§ **Set exercise**: Search the data for the word "USDCAD" and copy every line that contains it.
━━━━━ Listed entries ━━━━━
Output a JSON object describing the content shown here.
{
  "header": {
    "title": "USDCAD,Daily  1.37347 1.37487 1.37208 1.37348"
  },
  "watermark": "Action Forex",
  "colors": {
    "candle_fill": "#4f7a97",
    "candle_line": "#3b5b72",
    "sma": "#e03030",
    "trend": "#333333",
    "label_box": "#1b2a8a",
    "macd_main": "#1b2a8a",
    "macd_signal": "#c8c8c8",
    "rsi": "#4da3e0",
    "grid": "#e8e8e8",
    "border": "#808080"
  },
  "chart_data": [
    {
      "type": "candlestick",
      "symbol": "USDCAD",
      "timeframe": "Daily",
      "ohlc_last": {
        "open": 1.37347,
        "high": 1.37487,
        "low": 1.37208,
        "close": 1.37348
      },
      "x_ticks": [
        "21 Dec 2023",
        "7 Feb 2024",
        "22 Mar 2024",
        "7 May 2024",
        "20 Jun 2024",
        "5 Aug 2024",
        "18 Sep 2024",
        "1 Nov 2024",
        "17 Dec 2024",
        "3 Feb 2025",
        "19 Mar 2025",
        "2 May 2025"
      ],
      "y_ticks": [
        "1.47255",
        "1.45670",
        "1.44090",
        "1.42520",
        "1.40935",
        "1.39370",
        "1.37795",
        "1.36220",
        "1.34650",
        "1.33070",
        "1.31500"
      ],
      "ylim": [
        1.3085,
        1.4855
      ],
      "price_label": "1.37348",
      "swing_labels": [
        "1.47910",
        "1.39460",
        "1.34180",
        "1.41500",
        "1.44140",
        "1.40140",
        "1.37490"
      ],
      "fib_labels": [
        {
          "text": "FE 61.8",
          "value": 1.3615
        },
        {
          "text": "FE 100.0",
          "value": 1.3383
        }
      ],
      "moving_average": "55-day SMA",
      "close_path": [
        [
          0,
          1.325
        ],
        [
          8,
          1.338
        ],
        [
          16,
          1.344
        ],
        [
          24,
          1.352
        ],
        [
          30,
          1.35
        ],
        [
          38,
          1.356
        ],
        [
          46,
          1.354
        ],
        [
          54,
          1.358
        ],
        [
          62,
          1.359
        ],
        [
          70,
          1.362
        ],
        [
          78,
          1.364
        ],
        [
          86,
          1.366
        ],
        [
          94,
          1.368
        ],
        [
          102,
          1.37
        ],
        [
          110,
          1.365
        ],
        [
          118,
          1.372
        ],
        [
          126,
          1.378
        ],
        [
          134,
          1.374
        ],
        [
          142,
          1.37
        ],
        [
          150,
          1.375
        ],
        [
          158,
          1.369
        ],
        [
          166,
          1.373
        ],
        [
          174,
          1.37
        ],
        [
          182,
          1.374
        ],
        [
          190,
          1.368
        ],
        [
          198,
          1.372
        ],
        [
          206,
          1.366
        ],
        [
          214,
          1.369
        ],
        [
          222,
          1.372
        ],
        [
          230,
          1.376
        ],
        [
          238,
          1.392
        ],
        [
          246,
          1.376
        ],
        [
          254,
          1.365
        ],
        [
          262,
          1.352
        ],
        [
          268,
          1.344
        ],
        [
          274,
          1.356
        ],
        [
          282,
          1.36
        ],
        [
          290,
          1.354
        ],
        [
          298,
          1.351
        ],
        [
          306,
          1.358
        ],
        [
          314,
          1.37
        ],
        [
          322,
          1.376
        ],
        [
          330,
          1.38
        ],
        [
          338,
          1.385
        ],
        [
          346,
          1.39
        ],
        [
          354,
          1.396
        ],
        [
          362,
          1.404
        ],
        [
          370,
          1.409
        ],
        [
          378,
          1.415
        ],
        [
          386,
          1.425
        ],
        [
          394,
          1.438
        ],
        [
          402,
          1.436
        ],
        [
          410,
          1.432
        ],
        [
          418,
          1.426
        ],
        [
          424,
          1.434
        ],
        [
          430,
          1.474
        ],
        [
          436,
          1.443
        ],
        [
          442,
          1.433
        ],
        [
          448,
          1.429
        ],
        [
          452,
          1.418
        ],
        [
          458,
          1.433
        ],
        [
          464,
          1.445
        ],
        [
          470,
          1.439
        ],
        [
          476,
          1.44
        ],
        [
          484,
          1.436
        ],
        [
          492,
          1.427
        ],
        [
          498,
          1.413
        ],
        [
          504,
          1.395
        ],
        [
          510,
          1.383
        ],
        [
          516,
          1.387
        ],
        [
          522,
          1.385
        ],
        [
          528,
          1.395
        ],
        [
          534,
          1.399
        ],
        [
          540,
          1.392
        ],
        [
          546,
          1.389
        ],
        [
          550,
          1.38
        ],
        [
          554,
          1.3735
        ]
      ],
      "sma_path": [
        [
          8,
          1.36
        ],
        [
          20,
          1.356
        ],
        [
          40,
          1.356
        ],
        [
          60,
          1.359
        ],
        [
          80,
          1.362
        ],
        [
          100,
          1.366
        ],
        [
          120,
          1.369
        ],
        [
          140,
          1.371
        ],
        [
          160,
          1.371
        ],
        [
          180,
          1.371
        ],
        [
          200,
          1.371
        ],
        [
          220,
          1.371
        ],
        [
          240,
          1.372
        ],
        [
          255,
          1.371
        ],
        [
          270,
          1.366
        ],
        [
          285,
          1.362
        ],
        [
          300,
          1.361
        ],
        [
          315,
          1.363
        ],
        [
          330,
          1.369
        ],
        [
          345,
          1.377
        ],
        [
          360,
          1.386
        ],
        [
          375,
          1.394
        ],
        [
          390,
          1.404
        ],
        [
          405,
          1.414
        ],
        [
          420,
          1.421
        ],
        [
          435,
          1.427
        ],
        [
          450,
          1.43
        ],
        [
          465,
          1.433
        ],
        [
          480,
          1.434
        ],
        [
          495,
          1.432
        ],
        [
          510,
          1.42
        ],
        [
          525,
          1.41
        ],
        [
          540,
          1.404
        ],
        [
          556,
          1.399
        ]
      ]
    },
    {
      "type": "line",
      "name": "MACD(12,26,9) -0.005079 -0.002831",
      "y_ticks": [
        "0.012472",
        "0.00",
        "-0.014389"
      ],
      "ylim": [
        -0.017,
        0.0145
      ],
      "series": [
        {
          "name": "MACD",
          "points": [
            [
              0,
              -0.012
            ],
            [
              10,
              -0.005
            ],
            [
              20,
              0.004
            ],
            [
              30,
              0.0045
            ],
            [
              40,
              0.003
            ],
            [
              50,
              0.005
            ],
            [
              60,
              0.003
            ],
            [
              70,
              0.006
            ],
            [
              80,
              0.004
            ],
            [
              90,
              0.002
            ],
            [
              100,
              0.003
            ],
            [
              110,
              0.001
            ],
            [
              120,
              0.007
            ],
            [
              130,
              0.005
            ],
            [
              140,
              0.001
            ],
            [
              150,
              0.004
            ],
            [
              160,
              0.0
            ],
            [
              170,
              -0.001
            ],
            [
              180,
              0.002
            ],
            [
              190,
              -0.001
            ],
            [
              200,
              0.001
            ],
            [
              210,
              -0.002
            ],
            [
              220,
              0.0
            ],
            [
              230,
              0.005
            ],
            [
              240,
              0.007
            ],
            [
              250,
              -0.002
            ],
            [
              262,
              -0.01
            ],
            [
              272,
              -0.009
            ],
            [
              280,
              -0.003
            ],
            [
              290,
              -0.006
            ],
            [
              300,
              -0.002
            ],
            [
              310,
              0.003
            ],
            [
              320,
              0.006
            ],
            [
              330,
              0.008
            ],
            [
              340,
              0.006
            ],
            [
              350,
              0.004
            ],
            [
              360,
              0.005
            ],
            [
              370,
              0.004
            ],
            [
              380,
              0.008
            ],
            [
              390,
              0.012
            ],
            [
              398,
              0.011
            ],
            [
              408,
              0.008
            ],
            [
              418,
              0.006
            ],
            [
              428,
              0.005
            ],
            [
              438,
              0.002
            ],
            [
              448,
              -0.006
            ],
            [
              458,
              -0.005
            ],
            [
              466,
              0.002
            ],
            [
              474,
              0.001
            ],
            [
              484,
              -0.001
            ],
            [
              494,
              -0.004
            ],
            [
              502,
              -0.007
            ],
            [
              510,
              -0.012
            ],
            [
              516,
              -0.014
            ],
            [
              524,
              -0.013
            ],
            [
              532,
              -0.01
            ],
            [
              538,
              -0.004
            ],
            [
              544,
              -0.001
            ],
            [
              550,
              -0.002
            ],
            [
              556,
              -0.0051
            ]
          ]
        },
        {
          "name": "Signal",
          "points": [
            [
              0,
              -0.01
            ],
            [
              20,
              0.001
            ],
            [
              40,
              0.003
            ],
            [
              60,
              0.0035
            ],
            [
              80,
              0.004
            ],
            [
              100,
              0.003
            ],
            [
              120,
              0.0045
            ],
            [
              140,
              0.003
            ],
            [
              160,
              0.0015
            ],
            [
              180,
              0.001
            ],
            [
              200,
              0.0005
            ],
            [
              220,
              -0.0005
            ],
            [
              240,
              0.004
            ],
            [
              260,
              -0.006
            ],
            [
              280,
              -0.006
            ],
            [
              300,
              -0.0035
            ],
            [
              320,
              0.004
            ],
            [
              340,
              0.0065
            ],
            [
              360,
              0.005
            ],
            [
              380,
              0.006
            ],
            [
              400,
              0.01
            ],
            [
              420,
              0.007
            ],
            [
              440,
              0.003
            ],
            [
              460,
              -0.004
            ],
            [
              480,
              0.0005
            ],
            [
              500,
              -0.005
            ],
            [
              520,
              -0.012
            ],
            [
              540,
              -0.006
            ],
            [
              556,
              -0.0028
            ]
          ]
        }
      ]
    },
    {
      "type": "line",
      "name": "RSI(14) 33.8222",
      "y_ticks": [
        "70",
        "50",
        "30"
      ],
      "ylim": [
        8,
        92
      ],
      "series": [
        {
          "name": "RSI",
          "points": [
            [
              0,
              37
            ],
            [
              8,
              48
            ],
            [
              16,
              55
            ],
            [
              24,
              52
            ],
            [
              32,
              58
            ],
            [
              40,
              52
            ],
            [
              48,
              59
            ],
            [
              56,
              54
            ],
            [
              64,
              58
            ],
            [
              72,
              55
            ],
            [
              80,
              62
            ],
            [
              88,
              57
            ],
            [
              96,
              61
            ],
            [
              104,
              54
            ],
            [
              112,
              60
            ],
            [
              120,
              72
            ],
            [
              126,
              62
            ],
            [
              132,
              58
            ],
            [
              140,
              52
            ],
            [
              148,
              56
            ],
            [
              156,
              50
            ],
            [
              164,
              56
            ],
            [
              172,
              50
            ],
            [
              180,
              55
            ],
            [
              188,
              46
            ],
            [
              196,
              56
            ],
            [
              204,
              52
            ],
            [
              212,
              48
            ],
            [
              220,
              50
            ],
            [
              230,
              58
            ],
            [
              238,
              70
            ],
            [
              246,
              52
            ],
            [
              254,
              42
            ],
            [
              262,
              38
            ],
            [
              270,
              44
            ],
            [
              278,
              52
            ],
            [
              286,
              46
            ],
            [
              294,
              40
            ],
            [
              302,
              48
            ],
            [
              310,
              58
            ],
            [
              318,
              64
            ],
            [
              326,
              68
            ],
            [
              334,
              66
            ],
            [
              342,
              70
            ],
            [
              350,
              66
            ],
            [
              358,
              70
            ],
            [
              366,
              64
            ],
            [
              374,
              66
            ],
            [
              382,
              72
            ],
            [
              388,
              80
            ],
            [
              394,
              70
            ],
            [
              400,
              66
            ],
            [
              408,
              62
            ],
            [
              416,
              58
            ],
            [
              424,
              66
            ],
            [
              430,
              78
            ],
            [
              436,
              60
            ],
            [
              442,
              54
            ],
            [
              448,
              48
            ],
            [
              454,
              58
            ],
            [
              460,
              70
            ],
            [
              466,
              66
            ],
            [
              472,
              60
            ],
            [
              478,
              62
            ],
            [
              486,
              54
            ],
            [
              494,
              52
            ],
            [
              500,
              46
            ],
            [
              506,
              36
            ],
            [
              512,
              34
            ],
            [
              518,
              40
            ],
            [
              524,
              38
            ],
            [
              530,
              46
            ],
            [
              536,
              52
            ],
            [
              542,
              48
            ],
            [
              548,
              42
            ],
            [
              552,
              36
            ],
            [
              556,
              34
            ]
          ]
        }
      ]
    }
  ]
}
━━━━━
§ **Answer to this exercise**:
    "title": "USDCAD,Daily  1.37347 1.37487 1.37208 1.37348"
      "symbol": "USDCAD",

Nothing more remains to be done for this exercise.